Data supplied |
────────────────────

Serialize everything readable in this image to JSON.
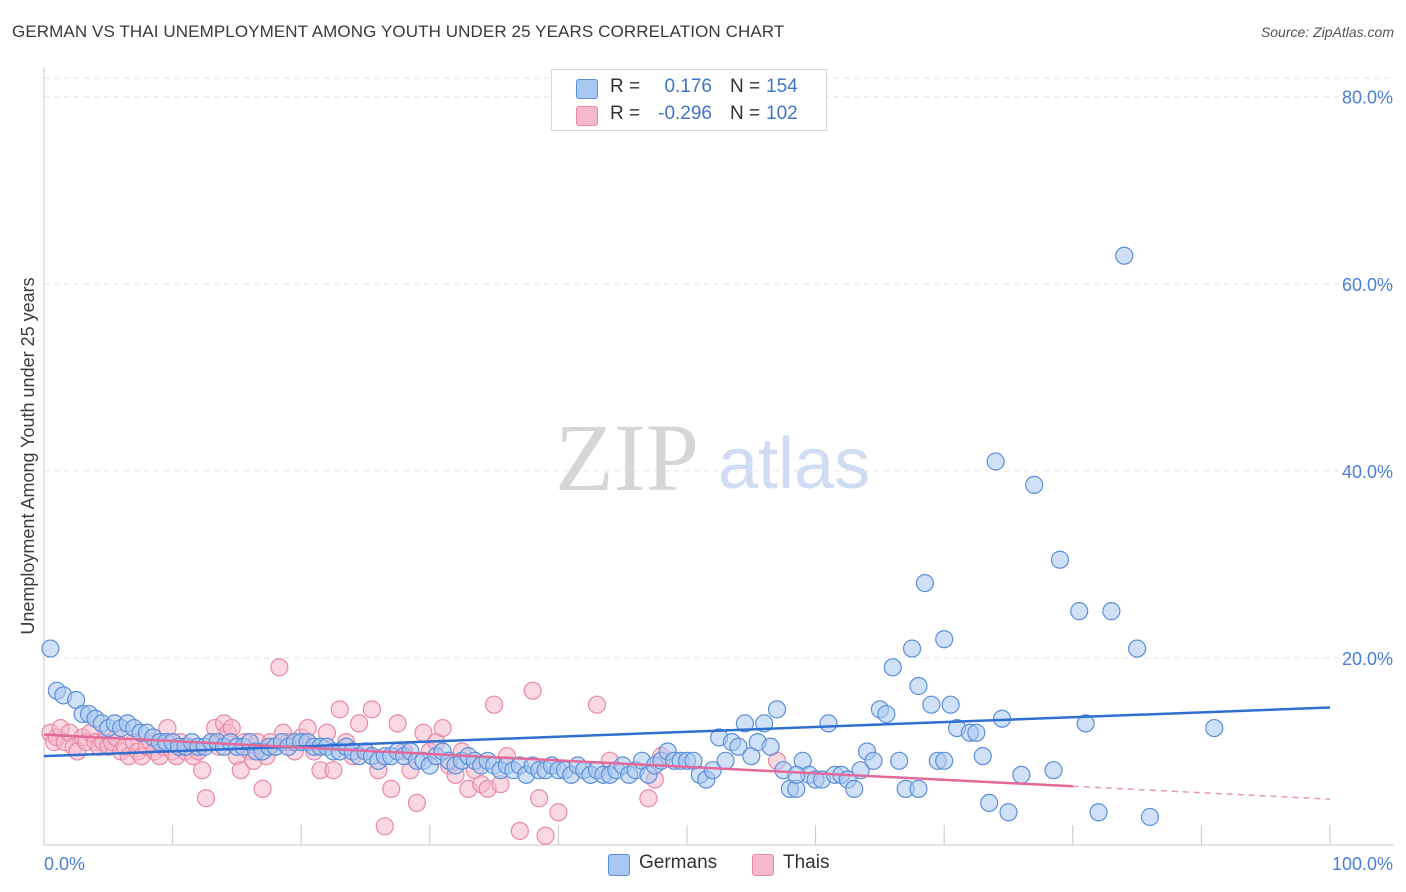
{
  "title": "GERMAN VS THAI UNEMPLOYMENT AMONG YOUTH UNDER 25 YEARS CORRELATION CHART",
  "source": "Source: ZipAtlas.com",
  "watermark": {
    "zip": "ZIP",
    "atlas": "atlas"
  },
  "legend": {
    "rows": [
      {
        "r_label": "R =",
        "r_value": "0.176",
        "n_label": "N =",
        "n_value": "154"
      },
      {
        "r_label": "R =",
        "r_value": "-0.296",
        "n_label": "N =",
        "n_value": "102"
      }
    ]
  },
  "bottom_legend": {
    "germans": "Germans",
    "thais": "Thais"
  },
  "colors": {
    "german_fill": "#a9c8f0",
    "german_stroke": "#5b8fd9",
    "german_line": "#2f6fd0",
    "thai_fill": "#f6b8cb",
    "thai_stroke": "#e889a7",
    "thai_line": "#e2699a",
    "tick_text": "#4a7fd4",
    "grid": "#e3e3e3"
  },
  "chart_data": {
    "type": "scatter",
    "title": "GERMAN VS THAI UNEMPLOYMENT AMONG YOUTH UNDER 25 YEARS CORRELATION CHART",
    "ylabel": "Unemployment Among Youth under 25 years",
    "xlabel": "",
    "xlim": [
      0,
      100
    ],
    "ylim": [
      0,
      82
    ],
    "x_tick_labels": [
      "0.0%",
      "100.0%"
    ],
    "y_ticks": [
      20,
      40,
      60,
      80
    ],
    "y_tick_labels": [
      "20.0%",
      "40.0%",
      "60.0%",
      "80.0%"
    ],
    "grid": true,
    "series": [
      {
        "name": "Germans",
        "r": 0.176,
        "n": 154,
        "trend": {
          "x0": 0,
          "y0": 9.5,
          "x1": 100,
          "y1": 14.7,
          "dashed_from": null
        },
        "points": [
          [
            0.5,
            21
          ],
          [
            1,
            16.5
          ],
          [
            1.5,
            16
          ],
          [
            2.5,
            15.5
          ],
          [
            3,
            14
          ],
          [
            3.5,
            14
          ],
          [
            4,
            13.5
          ],
          [
            4.5,
            13
          ],
          [
            5,
            12.5
          ],
          [
            5.5,
            13
          ],
          [
            6,
            12.5
          ],
          [
            6.5,
            13
          ],
          [
            7,
            12.5
          ],
          [
            7.5,
            12
          ],
          [
            8,
            12
          ],
          [
            8.5,
            11.5
          ],
          [
            9,
            11
          ],
          [
            9.5,
            11
          ],
          [
            10,
            11
          ],
          [
            10.5,
            10.5
          ],
          [
            11,
            10.5
          ],
          [
            11.5,
            11
          ],
          [
            12,
            10.5
          ],
          [
            12.5,
            10.5
          ],
          [
            13,
            11
          ],
          [
            13.5,
            11
          ],
          [
            14,
            10.5
          ],
          [
            14.5,
            11
          ],
          [
            15,
            10.5
          ],
          [
            15.5,
            10.5
          ],
          [
            16,
            11
          ],
          [
            16.5,
            10
          ],
          [
            17,
            10
          ],
          [
            17.5,
            10.5
          ],
          [
            18,
            10.5
          ],
          [
            18.5,
            11
          ],
          [
            19,
            10.5
          ],
          [
            19.5,
            11
          ],
          [
            20,
            11
          ],
          [
            20.5,
            11
          ],
          [
            21,
            10.5
          ],
          [
            21.5,
            10.5
          ],
          [
            22,
            10.5
          ],
          [
            22.5,
            10
          ],
          [
            23,
            10
          ],
          [
            23.5,
            10.5
          ],
          [
            24,
            10
          ],
          [
            24.5,
            9.5
          ],
          [
            25,
            10
          ],
          [
            25.5,
            9.5
          ],
          [
            26,
            9
          ],
          [
            26.5,
            9.5
          ],
          [
            27,
            9.5
          ],
          [
            27.5,
            10
          ],
          [
            28,
            9.5
          ],
          [
            28.5,
            10
          ],
          [
            29,
            9
          ],
          [
            29.5,
            9
          ],
          [
            30,
            8.5
          ],
          [
            30.5,
            9.5
          ],
          [
            31,
            10
          ],
          [
            31.5,
            9
          ],
          [
            32,
            8.5
          ],
          [
            32.5,
            9
          ],
          [
            33,
            9.5
          ],
          [
            33.5,
            9
          ],
          [
            34,
            8.5
          ],
          [
            34.5,
            9
          ],
          [
            35,
            8.5
          ],
          [
            35.5,
            8
          ],
          [
            36,
            8.5
          ],
          [
            36.5,
            8
          ],
          [
            37,
            8.5
          ],
          [
            37.5,
            7.5
          ],
          [
            38,
            8.5
          ],
          [
            38.5,
            8
          ],
          [
            39,
            8
          ],
          [
            39.5,
            8.5
          ],
          [
            40,
            8
          ],
          [
            40.5,
            8
          ],
          [
            41,
            7.5
          ],
          [
            41.5,
            8.5
          ],
          [
            42,
            8
          ],
          [
            42.5,
            7.5
          ],
          [
            43,
            8
          ],
          [
            43.5,
            7.5
          ],
          [
            44,
            7.5
          ],
          [
            44.5,
            8
          ],
          [
            45,
            8.5
          ],
          [
            45.5,
            7.5
          ],
          [
            46,
            8
          ],
          [
            46.5,
            9
          ],
          [
            47,
            7.5
          ],
          [
            47.5,
            8.5
          ],
          [
            48,
            9
          ],
          [
            48.5,
            10
          ],
          [
            49,
            9
          ],
          [
            49.5,
            9
          ],
          [
            50,
            9
          ],
          [
            50.5,
            9
          ],
          [
            51,
            7.5
          ],
          [
            51.5,
            7
          ],
          [
            52,
            8
          ],
          [
            52.5,
            11.5
          ],
          [
            53,
            9
          ],
          [
            53.5,
            11
          ],
          [
            54,
            10.5
          ],
          [
            54.5,
            13
          ],
          [
            55,
            9.5
          ],
          [
            55.5,
            11
          ],
          [
            56,
            13
          ],
          [
            56.5,
            10.5
          ],
          [
            57,
            14.5
          ],
          [
            57.5,
            8
          ],
          [
            58,
            6
          ],
          [
            58.5,
            6
          ],
          [
            59,
            9
          ],
          [
            59.5,
            7.5
          ],
          [
            60,
            7
          ],
          [
            60.5,
            7
          ],
          [
            61,
            13
          ],
          [
            61.5,
            7.5
          ],
          [
            62,
            7.5
          ],
          [
            62.5,
            7
          ],
          [
            63,
            6
          ],
          [
            63.5,
            8
          ],
          [
            64,
            10
          ],
          [
            64.5,
            9
          ],
          [
            65,
            14.5
          ],
          [
            65.5,
            14
          ],
          [
            66,
            19
          ],
          [
            67,
            6
          ],
          [
            67.5,
            21
          ],
          [
            68,
            6
          ],
          [
            68.5,
            28
          ],
          [
            69,
            15
          ],
          [
            70,
            22
          ],
          [
            70.5,
            15
          ],
          [
            71,
            12.5
          ],
          [
            72,
            12
          ],
          [
            73,
            9.5
          ],
          [
            73.5,
            4.5
          ],
          [
            74,
            41
          ],
          [
            74.5,
            13.5
          ],
          [
            75,
            3.5
          ],
          [
            76,
            7.5
          ],
          [
            77,
            38.5
          ],
          [
            78.5,
            8
          ],
          [
            79,
            30.5
          ],
          [
            80.5,
            25
          ],
          [
            81,
            13
          ],
          [
            82,
            3.5
          ],
          [
            83,
            25
          ],
          [
            84,
            63
          ],
          [
            85,
            21
          ],
          [
            86,
            3
          ],
          [
            91,
            12.5
          ],
          [
            66.5,
            9
          ],
          [
            72.5,
            12
          ],
          [
            68,
            17
          ],
          [
            69.5,
            9
          ],
          [
            70,
            9
          ],
          [
            58.5,
            7.5
          ]
        ]
      },
      {
        "name": "Thais",
        "r": -0.296,
        "n": 102,
        "trend": {
          "x0": 0,
          "y0": 11.8,
          "x1": 100,
          "y1": 4.9,
          "dashed_from": 80
        },
        "points": [
          [
            0.5,
            12
          ],
          [
            0.8,
            11
          ],
          [
            1,
            11.5
          ],
          [
            1.3,
            12.5
          ],
          [
            1.6,
            11
          ],
          [
            2,
            12
          ],
          [
            2.3,
            10.5
          ],
          [
            2.6,
            10
          ],
          [
            3,
            11.5
          ],
          [
            3.3,
            11
          ],
          [
            3.6,
            12
          ],
          [
            4,
            11
          ],
          [
            4.3,
            10.5
          ],
          [
            4.6,
            11
          ],
          [
            5,
            10.5
          ],
          [
            5.3,
            11
          ],
          [
            5.6,
            11.5
          ],
          [
            6,
            10
          ],
          [
            6.3,
            10.5
          ],
          [
            6.6,
            9.5
          ],
          [
            7,
            11
          ],
          [
            7.3,
            10
          ],
          [
            7.6,
            9.5
          ],
          [
            8,
            10.5
          ],
          [
            8.3,
            11
          ],
          [
            8.6,
            10
          ],
          [
            9,
            9.5
          ],
          [
            9.3,
            10.5
          ],
          [
            9.6,
            12.5
          ],
          [
            10,
            10
          ],
          [
            10.3,
            9.5
          ],
          [
            10.6,
            11
          ],
          [
            11,
            10
          ],
          [
            11.3,
            10.5
          ],
          [
            11.6,
            9.5
          ],
          [
            12,
            10
          ],
          [
            12.3,
            8
          ],
          [
            12.6,
            5
          ],
          [
            13,
            11
          ],
          [
            13.3,
            12.5
          ],
          [
            13.6,
            10.5
          ],
          [
            14,
            13
          ],
          [
            14.3,
            12
          ],
          [
            14.6,
            12.5
          ],
          [
            15,
            9.5
          ],
          [
            15.3,
            8
          ],
          [
            15.6,
            11
          ],
          [
            16,
            10
          ],
          [
            16.3,
            9
          ],
          [
            16.6,
            11
          ],
          [
            17,
            6
          ],
          [
            17.3,
            9.5
          ],
          [
            17.6,
            11
          ],
          [
            18,
            10.5
          ],
          [
            18.3,
            19
          ],
          [
            18.6,
            12
          ],
          [
            19,
            11
          ],
          [
            19.5,
            10
          ],
          [
            20,
            11.5
          ],
          [
            20.5,
            12.5
          ],
          [
            21,
            10
          ],
          [
            21.5,
            8
          ],
          [
            22,
            12
          ],
          [
            22.5,
            8
          ],
          [
            23,
            14.5
          ],
          [
            23.5,
            11
          ],
          [
            24,
            9.5
          ],
          [
            24.5,
            13
          ],
          [
            25,
            10
          ],
          [
            25.5,
            14.5
          ],
          [
            26,
            8
          ],
          [
            26.5,
            2
          ],
          [
            27,
            6
          ],
          [
            27.5,
            13
          ],
          [
            28,
            10
          ],
          [
            28.5,
            8
          ],
          [
            29,
            4.5
          ],
          [
            29.5,
            12
          ],
          [
            30,
            10
          ],
          [
            30.5,
            11
          ],
          [
            31,
            12.5
          ],
          [
            31.5,
            8.5
          ],
          [
            32,
            7.5
          ],
          [
            32.5,
            10
          ],
          [
            33,
            6
          ],
          [
            33.5,
            8
          ],
          [
            34,
            6.5
          ],
          [
            34.5,
            6
          ],
          [
            35,
            15
          ],
          [
            35.5,
            6.5
          ],
          [
            36,
            9.5
          ],
          [
            37,
            1.5
          ],
          [
            38,
            16.5
          ],
          [
            38.5,
            5
          ],
          [
            39,
            1
          ],
          [
            40,
            3.5
          ],
          [
            43,
            15
          ],
          [
            44,
            9
          ],
          [
            47,
            5
          ],
          [
            47.5,
            7
          ],
          [
            48,
            9.5
          ],
          [
            57,
            9
          ]
        ]
      }
    ]
  }
}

────────────────────

Work to complete | Your task is to pick out every line with the string "title" and copy it.

Output for this task |
  "title": "GERMAN VS THAI UNEMPLOYMENT AMONG YOUTH UNDER 25 YEARS CORRELATION CHART",
    "title": "GERMAN VS THAI UNEMPLOYMENT AMONG YOUTH UNDER 25 YEARS CORRELATION CHART",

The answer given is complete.